+++ Extracted material
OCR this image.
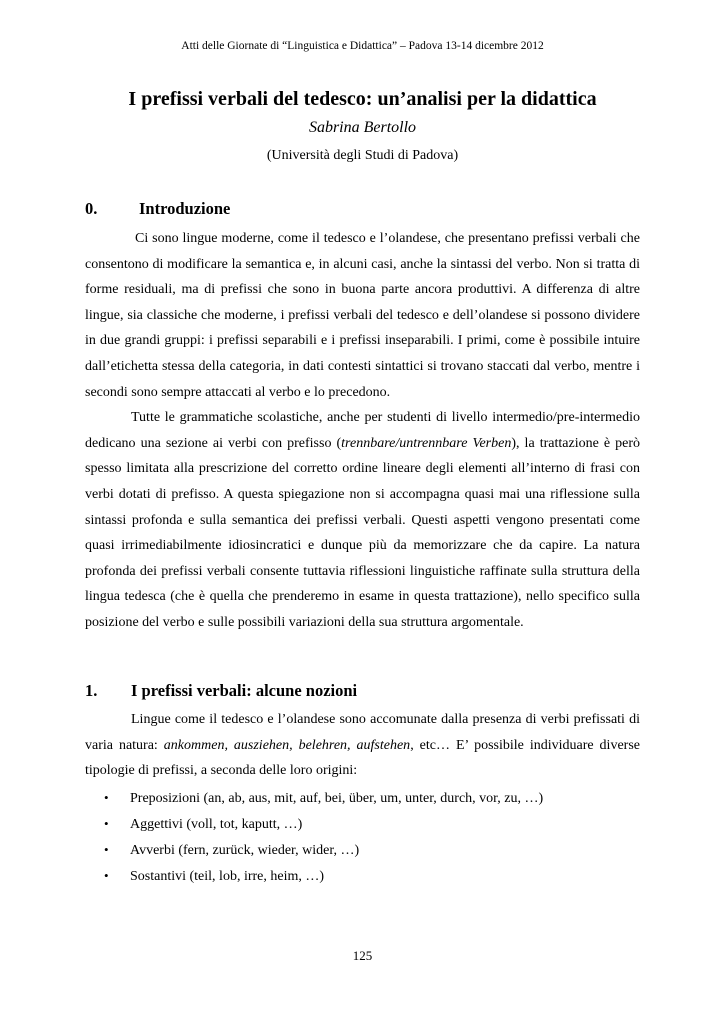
Atti delle Giornate di “Linguistica e Didattica” – Padova 13-14 dicembre 2012
I prefissi verbali del tedesco: un’analisi per la didattica
Sabrina Bertollo
(Università degli Studi di Padova)
0.	Introduzione

Ci sono lingue moderne, come il tedesco e l’olandese, che presentano prefissi verbali che consentono di modificare la semantica e, in alcuni casi, anche la sintassi del verbo. Non si tratta di forme residuali, ma di prefissi che sono in buona parte ancora produttivi. A differenza di altre lingue, sia classiche che moderne, i prefissi verbali del tedesco e dell’olandese si possono dividere in due grandi gruppi: i prefissi separabili e i prefissi inseparabili. I primi, come è possibile intuire dall’etichetta stessa della categoria, in dati contesti sintattici si trovano staccati dal verbo, mentre i secondi sono sempre attaccati al verbo e lo precedono.

Tutte le grammatiche scolastiche, anche per studenti di livello intermedio/pre-intermedio dedicano una sezione ai verbi con prefisso (trennbare/untrennbare Verben), la trattazione è però spesso limitata alla prescrizione del corretto ordine lineare degli elementi all’interno di frasi con verbi dotati di prefisso. A questa spiegazione non si accompagna quasi mai una riflessione sulla sintassi profonda e sulla semantica dei prefissi verbali. Questi aspetti vengono presentati come quasi irrimediabilmente idiosincratici e dunque più da memorizzare che da capire. La natura profonda dei prefissi verbali consente tuttavia riflessioni linguistiche raffinate sulla struttura della lingua tedesca (che è quella che prenderemo in esame in questa trattazione), nello specifico sulla posizione del verbo e sulle possibili variazioni della sua struttura argomentale.

1. I prefissi verbali: alcune nozioni

Lingue come il tedesco e l’olandese sono accomunate dalla presenza di verbi prefissati di varia natura: ankommen, ausziehen, belehren, aufstehen, etc… E’ possibile individuare diverse tipologie di prefissi, a seconda delle loro origini:

• Preposizioni (an, ab, aus, mit, auf, bei, über, um, unter, durch, vor, zu, …)
• Aggettivi (voll, tot, kaputt, …)
• Avverbi (fern, zurück, wieder, wider, …)
• Sostantivi (teil, lob, irre, heim, …)
125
++++++
### Aim
Copy the whole of the material above exactly, but not its images.

### Response
OCR this image.
Atti delle Giornate di “Linguistica e Didattica” – Padova 13-14 dicembre 2012
I prefissi verbali del tedesco: un’analisi per la didattica
Sabrina Bertollo
(Università degli Studi di Padova)
0.	Introduzione

Ci sono lingue moderne, come il tedesco e l’olandese, che presentano prefissi verbali che consentono di modificare la semantica e, in alcuni casi, anche la sintassi del verbo. Non si tratta di forme residuali, ma di prefissi che sono in buona parte ancora produttivi. A differenza di altre lingue, sia classiche che moderne, i prefissi verbali del tedesco e dell’olandese si possono dividere in due grandi gruppi: i prefissi separabili e i prefissi inseparabili. I primi, come è possibile intuire dall’etichetta stessa della categoria, in dati contesti sintattici si trovano staccati dal verbo, mentre i secondi sono sempre attaccati al verbo e lo precedono.

Tutte le grammatiche scolastiche, anche per studenti di livello intermedio/pre-intermedio dedicano una sezione ai verbi con prefisso (trennbare/untrennbare Verben), la trattazione è però spesso limitata alla prescrizione del corretto ordine lineare degli elementi all’interno di frasi con verbi dotati di prefisso. A questa spiegazione non si accompagna quasi mai una riflessione sulla sintassi profonda e sulla semantica dei prefissi verbali. Questi aspetti vengono presentati come quasi irrimediabilmente idiosincratici e dunque più da memorizzare che da capire. La natura profonda dei prefissi verbali consente tuttavia riflessioni linguistiche raffinate sulla struttura della lingua tedesca (che è quella che prenderemo in esame in questa trattazione), nello specifico sulla posizione del verbo e sulle possibili variazioni della sua struttura argomentale.

1. I prefissi verbali: alcune nozioni

Lingue come il tedesco e l’olandese sono accomunate dalla presenza di verbi prefissati di varia natura: ankommen, ausziehen, belehren, aufstehen, etc… E’ possibile individuare diverse tipologie di prefissi, a seconda delle loro origini:

• Preposizioni (an, ab, aus, mit, auf, bei, über, um, unter, durch, vor, zu, …)
• Aggettivi (voll, tot, kaputt, …)
• Avverbi (fern, zurück, wieder, wider, …)
• Sostantivi (teil, lob, irre, heim, …)
125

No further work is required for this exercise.